• **Task statement**:
Copy the data exactly as it appears, and do not include any pictures.

• **Records excerpted from a collection**:
====

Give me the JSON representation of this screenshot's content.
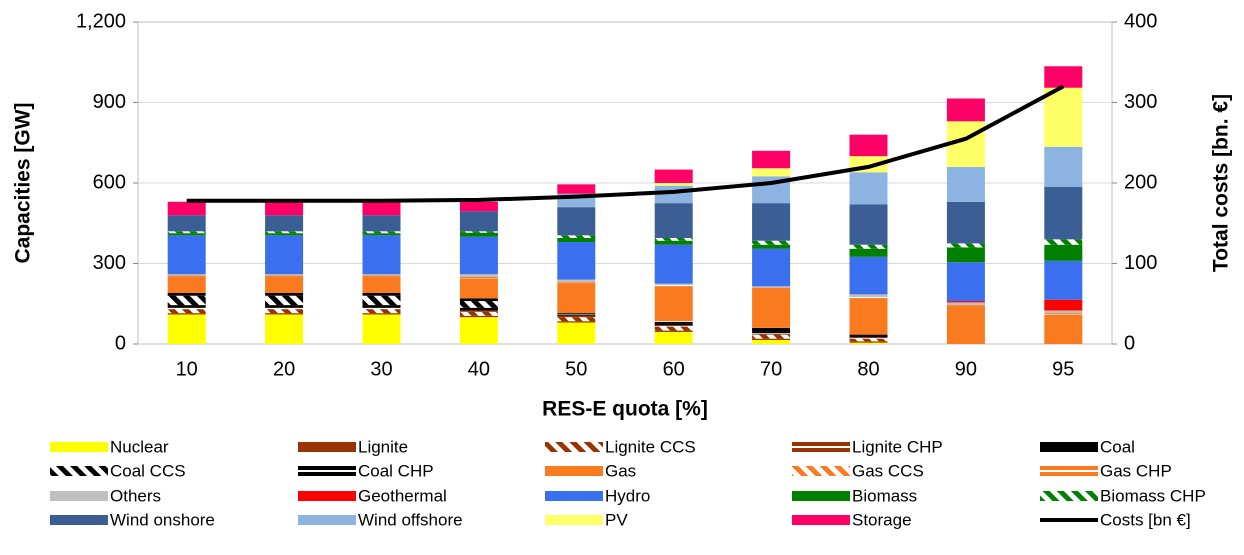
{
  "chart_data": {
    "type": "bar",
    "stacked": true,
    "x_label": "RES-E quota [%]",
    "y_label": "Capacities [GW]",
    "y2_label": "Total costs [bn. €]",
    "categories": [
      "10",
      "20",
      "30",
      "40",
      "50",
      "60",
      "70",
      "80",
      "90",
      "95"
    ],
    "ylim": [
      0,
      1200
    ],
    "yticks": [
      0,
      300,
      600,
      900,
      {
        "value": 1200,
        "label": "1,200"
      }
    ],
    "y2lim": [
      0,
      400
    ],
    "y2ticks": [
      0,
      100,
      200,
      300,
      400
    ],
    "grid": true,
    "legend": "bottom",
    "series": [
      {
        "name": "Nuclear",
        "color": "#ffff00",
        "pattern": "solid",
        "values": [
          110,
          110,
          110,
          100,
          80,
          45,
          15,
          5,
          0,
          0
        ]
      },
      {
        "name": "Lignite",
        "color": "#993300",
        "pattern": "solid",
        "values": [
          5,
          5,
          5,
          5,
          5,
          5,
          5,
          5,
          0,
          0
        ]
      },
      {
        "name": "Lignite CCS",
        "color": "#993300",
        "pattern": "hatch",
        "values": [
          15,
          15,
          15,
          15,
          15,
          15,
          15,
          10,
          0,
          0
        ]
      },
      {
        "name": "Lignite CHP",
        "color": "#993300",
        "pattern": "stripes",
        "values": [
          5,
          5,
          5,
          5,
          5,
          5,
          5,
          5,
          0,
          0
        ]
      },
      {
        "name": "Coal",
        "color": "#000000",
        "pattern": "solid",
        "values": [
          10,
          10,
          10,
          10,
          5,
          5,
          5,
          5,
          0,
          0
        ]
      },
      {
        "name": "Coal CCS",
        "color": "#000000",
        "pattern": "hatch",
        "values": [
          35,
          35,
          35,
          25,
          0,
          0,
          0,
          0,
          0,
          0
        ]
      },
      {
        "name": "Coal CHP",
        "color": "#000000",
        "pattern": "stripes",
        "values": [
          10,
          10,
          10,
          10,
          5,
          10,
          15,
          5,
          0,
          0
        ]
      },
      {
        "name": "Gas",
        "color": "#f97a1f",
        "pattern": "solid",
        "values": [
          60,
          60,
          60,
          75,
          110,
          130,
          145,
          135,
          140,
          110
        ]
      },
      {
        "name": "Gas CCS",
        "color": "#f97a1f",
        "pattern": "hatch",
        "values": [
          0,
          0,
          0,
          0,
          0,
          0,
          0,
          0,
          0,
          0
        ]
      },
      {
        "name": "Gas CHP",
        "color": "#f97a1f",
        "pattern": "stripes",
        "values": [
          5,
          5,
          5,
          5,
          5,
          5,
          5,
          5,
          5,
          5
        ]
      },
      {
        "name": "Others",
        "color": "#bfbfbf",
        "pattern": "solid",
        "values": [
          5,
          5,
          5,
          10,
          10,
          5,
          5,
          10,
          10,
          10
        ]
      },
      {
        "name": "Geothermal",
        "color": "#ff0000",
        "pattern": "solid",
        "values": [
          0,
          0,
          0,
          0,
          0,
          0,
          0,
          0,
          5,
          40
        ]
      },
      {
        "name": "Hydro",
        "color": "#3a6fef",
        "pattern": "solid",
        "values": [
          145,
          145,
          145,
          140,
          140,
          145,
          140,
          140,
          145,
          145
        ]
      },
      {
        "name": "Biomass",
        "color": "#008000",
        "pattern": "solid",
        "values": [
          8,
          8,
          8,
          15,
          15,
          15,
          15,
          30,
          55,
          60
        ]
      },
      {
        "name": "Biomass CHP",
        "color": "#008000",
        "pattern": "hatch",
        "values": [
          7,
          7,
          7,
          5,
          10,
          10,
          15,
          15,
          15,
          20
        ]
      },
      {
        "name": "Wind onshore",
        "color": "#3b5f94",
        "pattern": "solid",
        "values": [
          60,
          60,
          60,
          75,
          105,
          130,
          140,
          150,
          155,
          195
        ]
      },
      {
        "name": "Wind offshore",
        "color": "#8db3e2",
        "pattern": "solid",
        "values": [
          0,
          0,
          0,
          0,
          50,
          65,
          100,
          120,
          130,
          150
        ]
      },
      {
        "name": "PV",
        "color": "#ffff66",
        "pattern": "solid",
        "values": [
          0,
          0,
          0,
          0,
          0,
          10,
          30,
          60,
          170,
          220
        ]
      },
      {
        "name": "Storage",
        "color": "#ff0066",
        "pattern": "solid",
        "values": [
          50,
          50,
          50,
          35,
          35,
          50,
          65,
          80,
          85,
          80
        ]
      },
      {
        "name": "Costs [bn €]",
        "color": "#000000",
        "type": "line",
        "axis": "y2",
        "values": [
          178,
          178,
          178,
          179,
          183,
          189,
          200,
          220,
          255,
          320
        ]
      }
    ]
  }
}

====

• **Solution**:
Give me the JSON representation of this screenshot's content.
{
  "chart_data": {
    "type": "bar",
    "stacked": true,
    "x_label": "RES-E quota [%]",
    "y_label": "Capacities [GW]",
    "y2_label": "Total costs [bn. €]",
    "categories": [
      "10",
      "20",
      "30",
      "40",
      "50",
      "60",
      "70",
      "80",
      "90",
      "95"
    ],
    "ylim": [
      0,
      1200
    ],
    "yticks": [
      0,
      300,
      600,
      900,
      {
        "value": 1200,
        "label": "1,200"
      }
    ],
    "y2lim": [
      0,
      400
    ],
    "y2ticks": [
      0,
      100,
      200,
      300,
      400
    ],
    "grid": true,
    "legend": "bottom",
    "series": [
      {
        "name": "Nuclear",
        "color": "#ffff00",
        "pattern": "solid",
        "values": [
          110,
          110,
          110,
          100,
          80,
          45,
          15,
          5,
          0,
          0
        ]
      },
      {
        "name": "Lignite",
        "color": "#993300",
        "pattern": "solid",
        "values": [
          5,
          5,
          5,
          5,
          5,
          5,
          5,
          5,
          0,
          0
        ]
      },
      {
        "name": "Lignite CCS",
        "color": "#993300",
        "pattern": "hatch",
        "values": [
          15,
          15,
          15,
          15,
          15,
          15,
          15,
          10,
          0,
          0
        ]
      },
      {
        "name": "Lignite CHP",
        "color": "#993300",
        "pattern": "stripes",
        "values": [
          5,
          5,
          5,
          5,
          5,
          5,
          5,
          5,
          0,
          0
        ]
      },
      {
        "name": "Coal",
        "color": "#000000",
        "pattern": "solid",
        "values": [
          10,
          10,
          10,
          10,
          5,
          5,
          5,
          5,
          0,
          0
        ]
      },
      {
        "name": "Coal CCS",
        "color": "#000000",
        "pattern": "hatch",
        "values": [
          35,
          35,
          35,
          25,
          0,
          0,
          0,
          0,
          0,
          0
        ]
      },
      {
        "name": "Coal CHP",
        "color": "#000000",
        "pattern": "stripes",
        "values": [
          10,
          10,
          10,
          10,
          5,
          10,
          15,
          5,
          0,
          0
        ]
      },
      {
        "name": "Gas",
        "color": "#f97a1f",
        "pattern": "solid",
        "values": [
          60,
          60,
          60,
          75,
          110,
          130,
          145,
          135,
          140,
          110
        ]
      },
      {
        "name": "Gas CCS",
        "color": "#f97a1f",
        "pattern": "hatch",
        "values": [
          0,
          0,
          0,
          0,
          0,
          0,
          0,
          0,
          0,
          0
        ]
      },
      {
        "name": "Gas CHP",
        "color": "#f97a1f",
        "pattern": "stripes",
        "values": [
          5,
          5,
          5,
          5,
          5,
          5,
          5,
          5,
          5,
          5
        ]
      },
      {
        "name": "Others",
        "color": "#bfbfbf",
        "pattern": "solid",
        "values": [
          5,
          5,
          5,
          10,
          10,
          5,
          5,
          10,
          10,
          10
        ]
      },
      {
        "name": "Geothermal",
        "color": "#ff0000",
        "pattern": "solid",
        "values": [
          0,
          0,
          0,
          0,
          0,
          0,
          0,
          0,
          5,
          40
        ]
      },
      {
        "name": "Hydro",
        "color": "#3a6fef",
        "pattern": "solid",
        "values": [
          145,
          145,
          145,
          140,
          140,
          145,
          140,
          140,
          145,
          145
        ]
      },
      {
        "name": "Biomass",
        "color": "#008000",
        "pattern": "solid",
        "values": [
          8,
          8,
          8,
          15,
          15,
          15,
          15,
          30,
          55,
          60
        ]
      },
      {
        "name": "Biomass CHP",
        "color": "#008000",
        "pattern": "hatch",
        "values": [
          7,
          7,
          7,
          5,
          10,
          10,
          15,
          15,
          15,
          20
        ]
      },
      {
        "name": "Wind onshore",
        "color": "#3b5f94",
        "pattern": "solid",
        "values": [
          60,
          60,
          60,
          75,
          105,
          130,
          140,
          150,
          155,
          195
        ]
      },
      {
        "name": "Wind offshore",
        "color": "#8db3e2",
        "pattern": "solid",
        "values": [
          0,
          0,
          0,
          0,
          50,
          65,
          100,
          120,
          130,
          150
        ]
      },
      {
        "name": "PV",
        "color": "#ffff66",
        "pattern": "solid",
        "values": [
          0,
          0,
          0,
          0,
          0,
          10,
          30,
          60,
          170,
          220
        ]
      },
      {
        "name": "Storage",
        "color": "#ff0066",
        "pattern": "solid",
        "values": [
          50,
          50,
          50,
          35,
          35,
          50,
          65,
          80,
          85,
          80
        ]
      },
      {
        "name": "Costs [bn €]",
        "color": "#000000",
        "type": "line",
        "axis": "y2",
        "values": [
          178,
          178,
          178,
          179,
          183,
          189,
          200,
          220,
          255,
          320
        ]
      }
    ]
  }
}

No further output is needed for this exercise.